* **GIVEN RECORDS**:
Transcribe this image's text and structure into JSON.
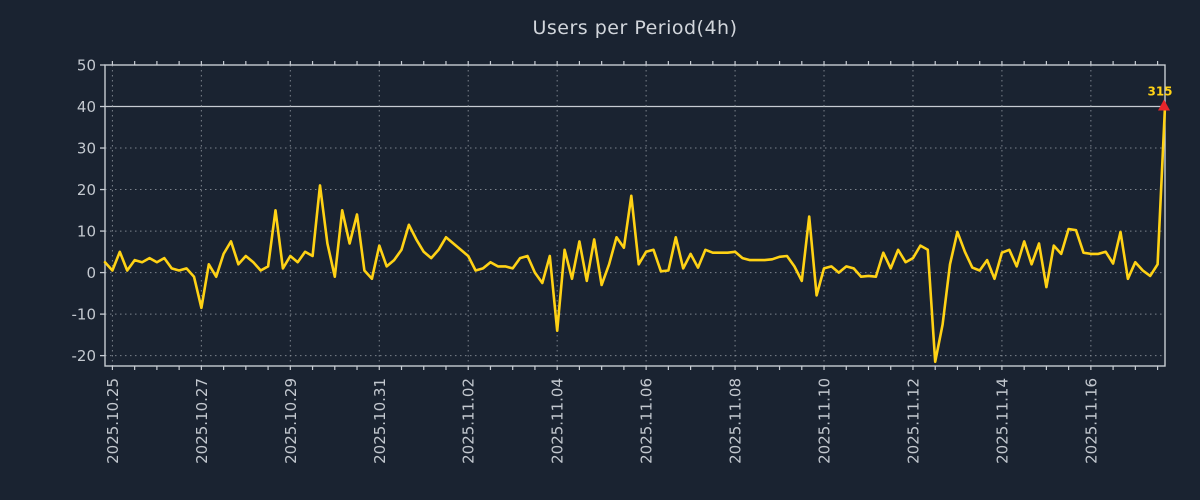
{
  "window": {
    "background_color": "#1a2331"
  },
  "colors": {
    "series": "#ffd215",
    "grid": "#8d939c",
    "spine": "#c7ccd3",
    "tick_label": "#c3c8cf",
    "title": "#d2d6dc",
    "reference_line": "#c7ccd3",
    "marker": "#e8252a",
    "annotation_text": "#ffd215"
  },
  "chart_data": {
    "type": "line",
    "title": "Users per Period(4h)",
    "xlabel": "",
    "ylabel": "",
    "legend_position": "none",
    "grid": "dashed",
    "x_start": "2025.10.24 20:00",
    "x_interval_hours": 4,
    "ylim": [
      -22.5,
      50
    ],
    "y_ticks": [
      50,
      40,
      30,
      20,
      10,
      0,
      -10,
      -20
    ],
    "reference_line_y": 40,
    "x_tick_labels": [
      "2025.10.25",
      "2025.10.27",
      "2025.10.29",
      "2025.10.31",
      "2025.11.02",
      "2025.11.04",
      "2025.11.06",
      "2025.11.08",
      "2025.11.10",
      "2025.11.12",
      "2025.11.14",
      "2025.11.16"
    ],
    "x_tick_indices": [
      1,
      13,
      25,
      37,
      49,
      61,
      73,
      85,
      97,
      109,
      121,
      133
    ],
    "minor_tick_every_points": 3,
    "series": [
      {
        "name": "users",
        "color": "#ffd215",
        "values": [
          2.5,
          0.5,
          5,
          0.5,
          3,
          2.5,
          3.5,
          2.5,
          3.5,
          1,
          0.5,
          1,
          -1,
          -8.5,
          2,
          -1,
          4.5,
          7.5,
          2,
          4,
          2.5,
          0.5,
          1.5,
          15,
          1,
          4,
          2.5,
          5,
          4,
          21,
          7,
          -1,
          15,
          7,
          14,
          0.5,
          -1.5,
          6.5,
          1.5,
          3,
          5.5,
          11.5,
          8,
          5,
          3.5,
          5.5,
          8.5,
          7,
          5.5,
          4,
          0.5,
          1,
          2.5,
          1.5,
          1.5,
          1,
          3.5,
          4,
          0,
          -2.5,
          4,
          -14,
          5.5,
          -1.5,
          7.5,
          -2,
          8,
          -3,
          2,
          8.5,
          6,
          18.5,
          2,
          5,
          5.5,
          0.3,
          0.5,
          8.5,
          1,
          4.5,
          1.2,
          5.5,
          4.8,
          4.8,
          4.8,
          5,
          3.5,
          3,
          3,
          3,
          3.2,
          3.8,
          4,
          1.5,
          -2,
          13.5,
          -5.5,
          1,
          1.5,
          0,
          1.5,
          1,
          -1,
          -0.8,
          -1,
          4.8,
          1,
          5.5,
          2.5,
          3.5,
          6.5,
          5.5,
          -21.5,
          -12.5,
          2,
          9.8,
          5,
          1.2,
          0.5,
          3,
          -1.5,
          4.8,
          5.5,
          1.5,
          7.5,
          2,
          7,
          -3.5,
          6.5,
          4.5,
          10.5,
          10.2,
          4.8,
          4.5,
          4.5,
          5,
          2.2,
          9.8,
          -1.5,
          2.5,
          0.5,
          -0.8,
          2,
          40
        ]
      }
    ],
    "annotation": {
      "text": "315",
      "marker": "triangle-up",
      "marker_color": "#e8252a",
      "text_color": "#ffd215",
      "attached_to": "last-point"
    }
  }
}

* * *

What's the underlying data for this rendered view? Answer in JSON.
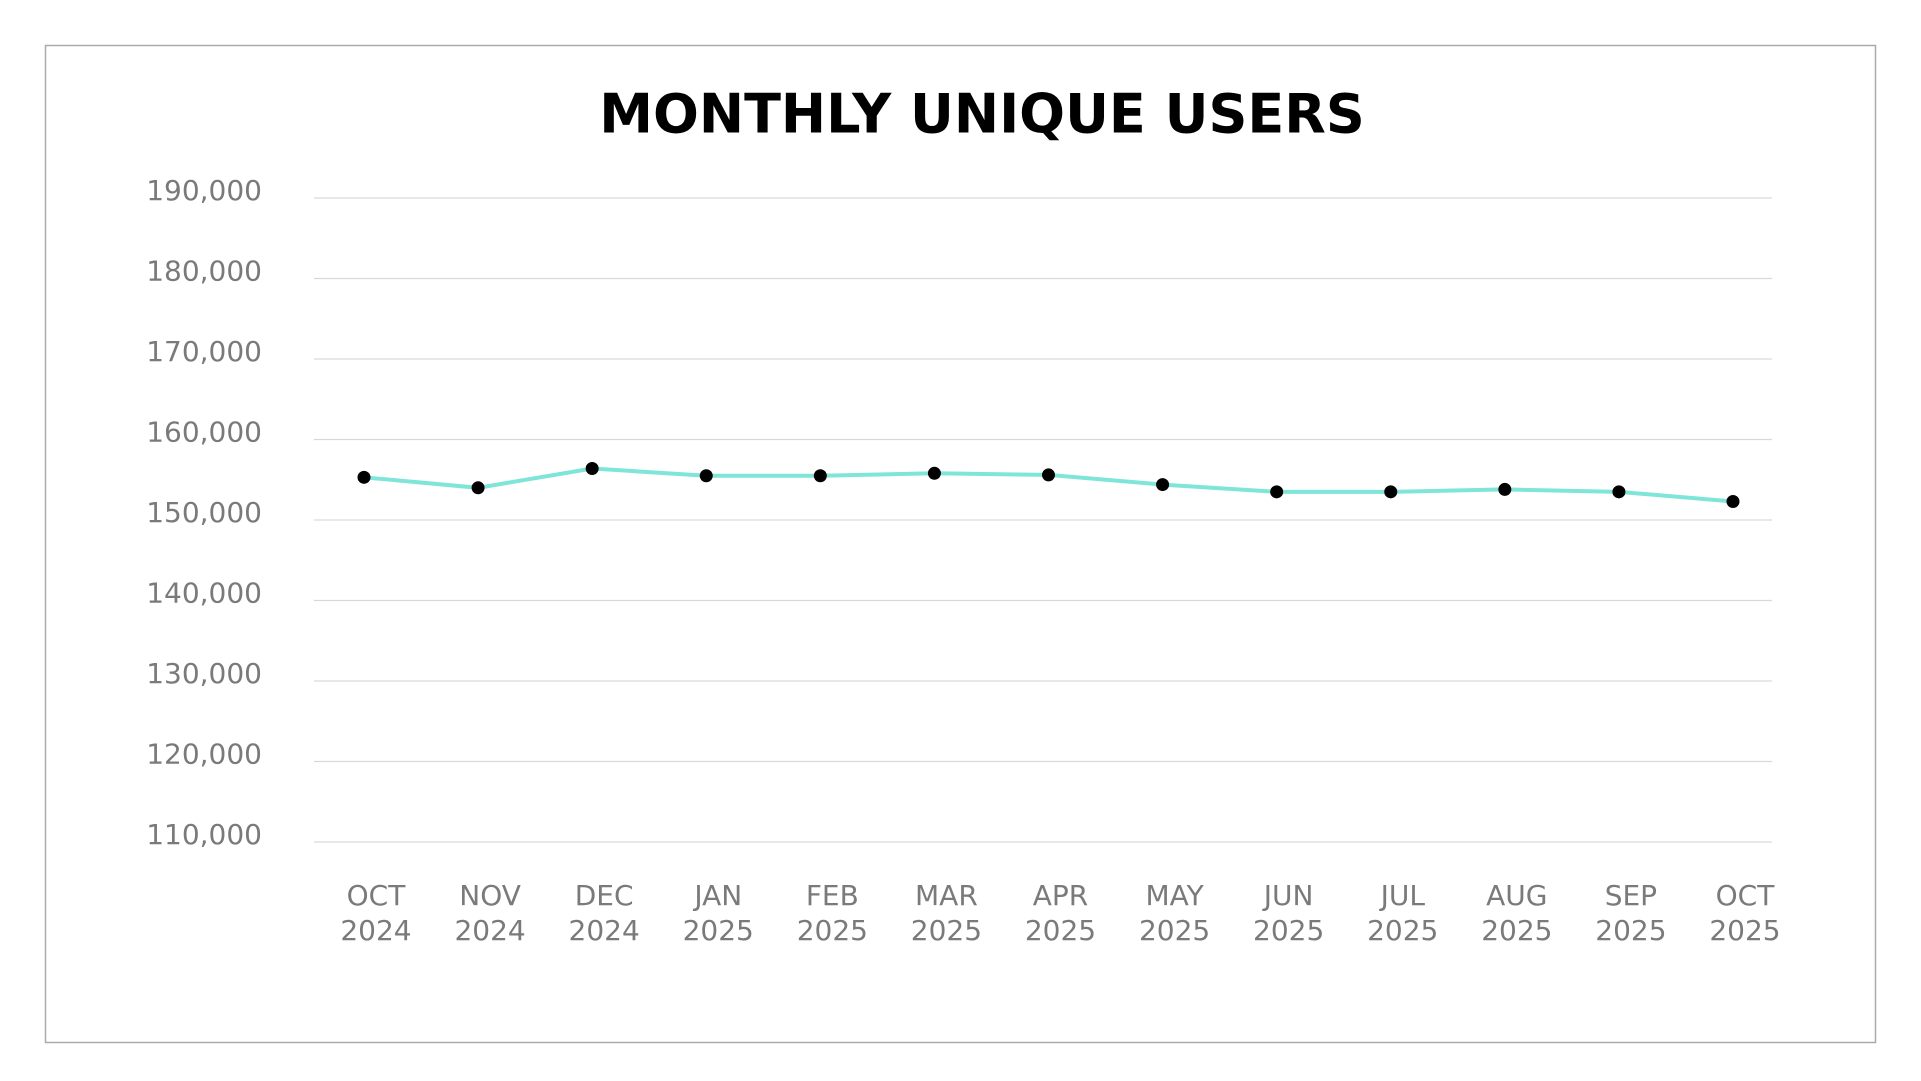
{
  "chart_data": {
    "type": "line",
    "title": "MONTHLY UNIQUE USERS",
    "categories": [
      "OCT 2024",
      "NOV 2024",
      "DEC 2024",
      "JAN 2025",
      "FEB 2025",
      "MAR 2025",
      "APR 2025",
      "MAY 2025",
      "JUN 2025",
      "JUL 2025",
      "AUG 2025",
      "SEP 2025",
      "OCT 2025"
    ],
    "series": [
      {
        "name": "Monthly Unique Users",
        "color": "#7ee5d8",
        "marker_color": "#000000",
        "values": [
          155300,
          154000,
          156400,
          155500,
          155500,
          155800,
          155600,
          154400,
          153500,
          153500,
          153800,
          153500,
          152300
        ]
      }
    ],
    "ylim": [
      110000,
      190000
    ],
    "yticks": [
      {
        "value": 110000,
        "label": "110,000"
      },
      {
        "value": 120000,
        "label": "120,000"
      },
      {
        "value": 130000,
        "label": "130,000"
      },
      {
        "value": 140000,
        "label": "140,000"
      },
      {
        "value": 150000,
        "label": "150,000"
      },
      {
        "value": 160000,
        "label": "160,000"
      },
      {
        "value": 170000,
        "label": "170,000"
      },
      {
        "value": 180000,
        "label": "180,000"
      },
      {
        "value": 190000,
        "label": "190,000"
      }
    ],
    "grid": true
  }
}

...

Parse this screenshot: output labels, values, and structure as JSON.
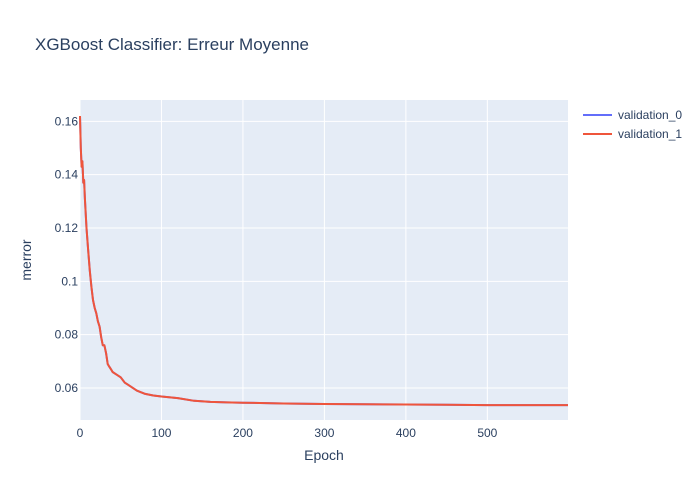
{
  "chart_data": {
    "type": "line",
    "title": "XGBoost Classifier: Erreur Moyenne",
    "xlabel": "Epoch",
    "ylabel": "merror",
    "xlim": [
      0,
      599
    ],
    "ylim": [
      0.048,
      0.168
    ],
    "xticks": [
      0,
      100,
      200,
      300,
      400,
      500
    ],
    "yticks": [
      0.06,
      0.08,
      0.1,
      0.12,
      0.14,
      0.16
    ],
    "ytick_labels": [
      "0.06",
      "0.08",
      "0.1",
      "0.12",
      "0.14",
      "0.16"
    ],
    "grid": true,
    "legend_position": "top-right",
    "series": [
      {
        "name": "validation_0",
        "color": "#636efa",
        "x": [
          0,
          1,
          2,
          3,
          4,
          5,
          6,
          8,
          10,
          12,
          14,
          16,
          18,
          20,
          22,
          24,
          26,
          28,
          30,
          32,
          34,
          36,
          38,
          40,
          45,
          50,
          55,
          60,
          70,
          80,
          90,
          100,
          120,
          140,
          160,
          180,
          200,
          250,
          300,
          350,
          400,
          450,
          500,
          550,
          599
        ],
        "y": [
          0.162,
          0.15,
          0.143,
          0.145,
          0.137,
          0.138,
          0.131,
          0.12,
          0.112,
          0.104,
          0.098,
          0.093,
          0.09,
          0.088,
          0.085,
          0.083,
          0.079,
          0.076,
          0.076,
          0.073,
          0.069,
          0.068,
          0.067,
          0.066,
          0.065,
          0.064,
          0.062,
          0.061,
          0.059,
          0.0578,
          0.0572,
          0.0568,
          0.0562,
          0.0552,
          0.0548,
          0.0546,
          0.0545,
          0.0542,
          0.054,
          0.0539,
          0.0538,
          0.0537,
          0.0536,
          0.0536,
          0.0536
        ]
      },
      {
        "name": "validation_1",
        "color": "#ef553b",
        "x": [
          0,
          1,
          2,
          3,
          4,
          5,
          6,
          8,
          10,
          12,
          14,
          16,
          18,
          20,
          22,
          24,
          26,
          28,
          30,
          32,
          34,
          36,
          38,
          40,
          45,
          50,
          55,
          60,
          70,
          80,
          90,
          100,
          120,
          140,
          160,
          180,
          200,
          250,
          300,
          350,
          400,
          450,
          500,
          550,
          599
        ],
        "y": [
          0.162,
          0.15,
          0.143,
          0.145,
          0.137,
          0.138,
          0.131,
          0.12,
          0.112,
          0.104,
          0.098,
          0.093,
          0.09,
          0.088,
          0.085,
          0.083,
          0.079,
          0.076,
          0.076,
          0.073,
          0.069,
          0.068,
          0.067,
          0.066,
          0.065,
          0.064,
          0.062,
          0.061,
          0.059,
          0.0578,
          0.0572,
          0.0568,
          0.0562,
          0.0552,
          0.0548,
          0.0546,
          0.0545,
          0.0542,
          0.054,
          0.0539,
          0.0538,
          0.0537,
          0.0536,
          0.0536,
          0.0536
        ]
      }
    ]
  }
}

* **WHAT IS BEING ASKED**: Find the lines above that include the string "JSON" and copy them.

* **COMPLETE OUTPUT**:
Transcribe this image's text and structure into JSON.
What's the underlying data for this rendered view? Answer in JSON.
Parse this screenshot: output labels, values, and structure as JSON.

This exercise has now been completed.